■ STATED PROBLEM ■
Please pull out every line that includes the string "того".

■ INFORMATION SUPPLIED ■
========================================

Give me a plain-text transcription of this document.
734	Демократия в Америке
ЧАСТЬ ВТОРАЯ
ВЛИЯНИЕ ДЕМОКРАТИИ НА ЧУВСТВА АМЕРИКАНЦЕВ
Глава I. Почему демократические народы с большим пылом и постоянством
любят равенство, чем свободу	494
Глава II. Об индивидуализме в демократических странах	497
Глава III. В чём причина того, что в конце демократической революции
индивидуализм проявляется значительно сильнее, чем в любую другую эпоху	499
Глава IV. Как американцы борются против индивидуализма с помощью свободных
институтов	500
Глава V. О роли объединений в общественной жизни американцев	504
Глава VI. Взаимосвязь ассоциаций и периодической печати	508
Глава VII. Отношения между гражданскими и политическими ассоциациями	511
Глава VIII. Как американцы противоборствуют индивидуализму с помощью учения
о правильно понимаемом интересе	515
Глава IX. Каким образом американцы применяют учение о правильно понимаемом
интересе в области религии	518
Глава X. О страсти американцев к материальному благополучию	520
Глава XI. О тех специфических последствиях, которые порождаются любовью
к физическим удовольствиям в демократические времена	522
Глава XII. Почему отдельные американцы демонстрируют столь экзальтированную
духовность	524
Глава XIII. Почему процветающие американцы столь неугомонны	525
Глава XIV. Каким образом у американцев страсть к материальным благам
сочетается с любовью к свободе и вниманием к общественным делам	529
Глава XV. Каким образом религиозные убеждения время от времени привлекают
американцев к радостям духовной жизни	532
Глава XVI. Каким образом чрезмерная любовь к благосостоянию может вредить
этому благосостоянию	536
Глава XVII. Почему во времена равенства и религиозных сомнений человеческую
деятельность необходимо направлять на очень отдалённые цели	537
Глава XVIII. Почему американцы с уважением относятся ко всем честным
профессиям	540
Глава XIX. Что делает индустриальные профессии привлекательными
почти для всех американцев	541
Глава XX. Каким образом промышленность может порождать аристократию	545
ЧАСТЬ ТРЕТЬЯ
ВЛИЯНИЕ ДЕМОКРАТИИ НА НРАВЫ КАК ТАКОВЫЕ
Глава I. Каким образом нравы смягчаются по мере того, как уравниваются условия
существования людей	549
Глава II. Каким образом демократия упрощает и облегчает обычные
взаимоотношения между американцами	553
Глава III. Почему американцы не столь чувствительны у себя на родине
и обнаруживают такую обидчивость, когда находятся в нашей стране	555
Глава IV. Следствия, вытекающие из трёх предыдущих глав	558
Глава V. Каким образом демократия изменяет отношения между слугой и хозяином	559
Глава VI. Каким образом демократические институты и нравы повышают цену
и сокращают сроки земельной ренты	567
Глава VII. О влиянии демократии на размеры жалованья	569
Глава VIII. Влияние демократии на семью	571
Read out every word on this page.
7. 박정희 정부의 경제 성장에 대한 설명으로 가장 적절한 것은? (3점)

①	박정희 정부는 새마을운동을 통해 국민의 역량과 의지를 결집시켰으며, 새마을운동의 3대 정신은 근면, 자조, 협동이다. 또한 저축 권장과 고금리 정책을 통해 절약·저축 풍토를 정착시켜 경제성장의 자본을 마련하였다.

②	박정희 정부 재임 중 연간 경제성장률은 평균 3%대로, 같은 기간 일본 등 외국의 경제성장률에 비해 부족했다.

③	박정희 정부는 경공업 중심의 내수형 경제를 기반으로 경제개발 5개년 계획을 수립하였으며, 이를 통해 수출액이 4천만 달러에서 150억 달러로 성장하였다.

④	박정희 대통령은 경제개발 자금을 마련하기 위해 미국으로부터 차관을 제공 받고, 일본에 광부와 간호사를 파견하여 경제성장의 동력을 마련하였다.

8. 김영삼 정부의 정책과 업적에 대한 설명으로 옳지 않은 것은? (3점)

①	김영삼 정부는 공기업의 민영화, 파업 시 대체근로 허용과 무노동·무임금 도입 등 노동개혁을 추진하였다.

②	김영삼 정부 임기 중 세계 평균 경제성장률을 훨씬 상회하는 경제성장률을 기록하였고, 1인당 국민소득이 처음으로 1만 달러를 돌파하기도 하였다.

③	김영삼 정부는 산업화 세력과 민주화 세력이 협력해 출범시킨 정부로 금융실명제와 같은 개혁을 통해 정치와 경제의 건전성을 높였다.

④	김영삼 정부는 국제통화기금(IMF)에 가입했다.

========================================

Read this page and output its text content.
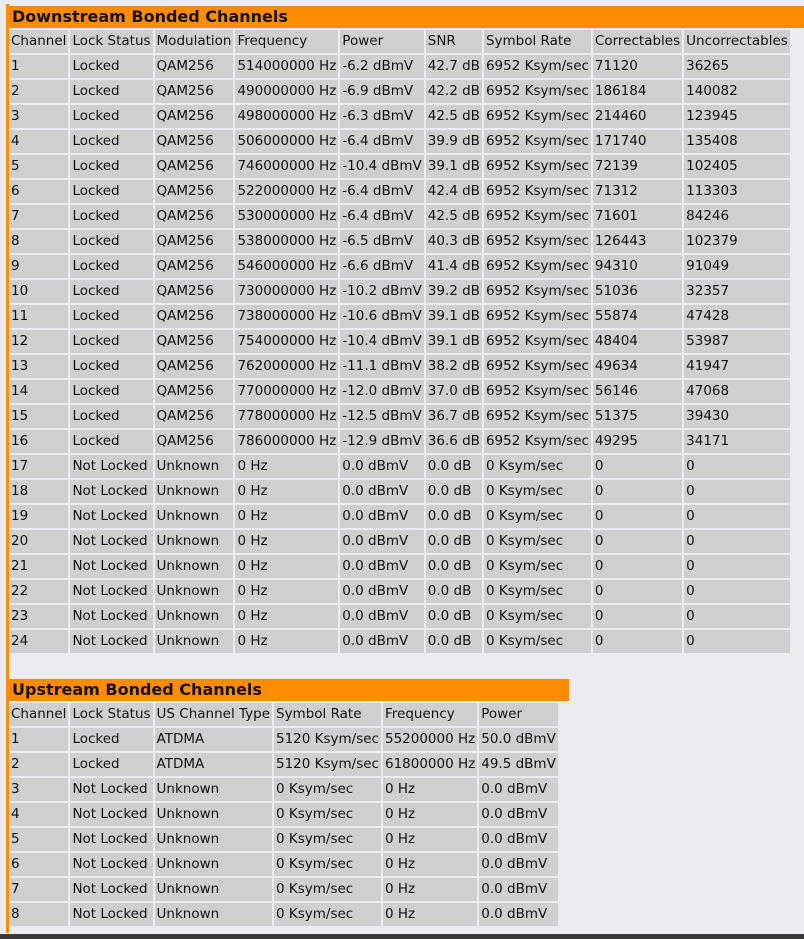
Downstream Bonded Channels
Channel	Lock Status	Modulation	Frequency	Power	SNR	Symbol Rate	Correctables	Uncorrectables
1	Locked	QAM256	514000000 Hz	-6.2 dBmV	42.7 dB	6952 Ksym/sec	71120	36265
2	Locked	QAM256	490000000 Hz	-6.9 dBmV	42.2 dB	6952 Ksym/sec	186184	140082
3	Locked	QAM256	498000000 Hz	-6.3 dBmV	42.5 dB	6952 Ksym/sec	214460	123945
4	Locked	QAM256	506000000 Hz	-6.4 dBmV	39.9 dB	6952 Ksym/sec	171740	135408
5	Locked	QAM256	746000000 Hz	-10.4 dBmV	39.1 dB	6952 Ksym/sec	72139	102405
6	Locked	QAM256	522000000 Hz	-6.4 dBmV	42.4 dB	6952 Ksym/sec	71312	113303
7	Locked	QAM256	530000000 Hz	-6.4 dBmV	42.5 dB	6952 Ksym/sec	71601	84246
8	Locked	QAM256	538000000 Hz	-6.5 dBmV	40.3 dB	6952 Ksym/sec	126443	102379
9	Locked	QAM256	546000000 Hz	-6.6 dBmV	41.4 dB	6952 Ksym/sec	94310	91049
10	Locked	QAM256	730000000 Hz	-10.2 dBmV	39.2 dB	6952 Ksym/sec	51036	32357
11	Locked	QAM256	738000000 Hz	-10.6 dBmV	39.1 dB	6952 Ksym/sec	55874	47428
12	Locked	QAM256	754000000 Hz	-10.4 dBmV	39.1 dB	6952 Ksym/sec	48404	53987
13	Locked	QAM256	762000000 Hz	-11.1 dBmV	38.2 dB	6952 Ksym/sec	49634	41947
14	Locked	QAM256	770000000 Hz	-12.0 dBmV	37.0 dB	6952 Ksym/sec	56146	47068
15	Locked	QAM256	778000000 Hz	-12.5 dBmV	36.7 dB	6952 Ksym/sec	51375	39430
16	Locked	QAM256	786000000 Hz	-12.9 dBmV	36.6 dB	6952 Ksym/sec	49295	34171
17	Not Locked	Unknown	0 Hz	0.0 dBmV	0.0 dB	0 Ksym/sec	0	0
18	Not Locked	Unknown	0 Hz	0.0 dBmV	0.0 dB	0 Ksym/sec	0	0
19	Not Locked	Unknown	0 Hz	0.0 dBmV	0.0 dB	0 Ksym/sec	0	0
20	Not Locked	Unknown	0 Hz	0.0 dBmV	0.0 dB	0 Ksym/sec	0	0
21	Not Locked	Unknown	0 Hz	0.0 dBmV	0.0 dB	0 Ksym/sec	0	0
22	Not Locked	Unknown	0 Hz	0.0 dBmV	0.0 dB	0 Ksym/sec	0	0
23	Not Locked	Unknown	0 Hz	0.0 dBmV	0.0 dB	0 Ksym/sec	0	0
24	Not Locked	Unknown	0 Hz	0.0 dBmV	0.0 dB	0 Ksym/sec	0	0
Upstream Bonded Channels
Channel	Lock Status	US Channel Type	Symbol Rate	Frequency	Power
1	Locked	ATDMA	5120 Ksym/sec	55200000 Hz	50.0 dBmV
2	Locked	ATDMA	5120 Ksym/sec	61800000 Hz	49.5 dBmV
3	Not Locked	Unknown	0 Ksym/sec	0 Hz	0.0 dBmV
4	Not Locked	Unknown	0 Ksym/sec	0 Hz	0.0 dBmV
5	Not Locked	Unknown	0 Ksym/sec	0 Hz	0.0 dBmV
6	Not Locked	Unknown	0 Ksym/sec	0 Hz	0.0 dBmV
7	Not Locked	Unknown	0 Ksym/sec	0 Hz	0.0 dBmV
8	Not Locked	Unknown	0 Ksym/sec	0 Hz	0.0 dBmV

========================================

■ ANSWER TO THE PROBLEM ■
Глава III. В чём причина того, что в конце демократической революции
Глава I. Каким образом нравы смягчаются по мере того, как уравниваются условия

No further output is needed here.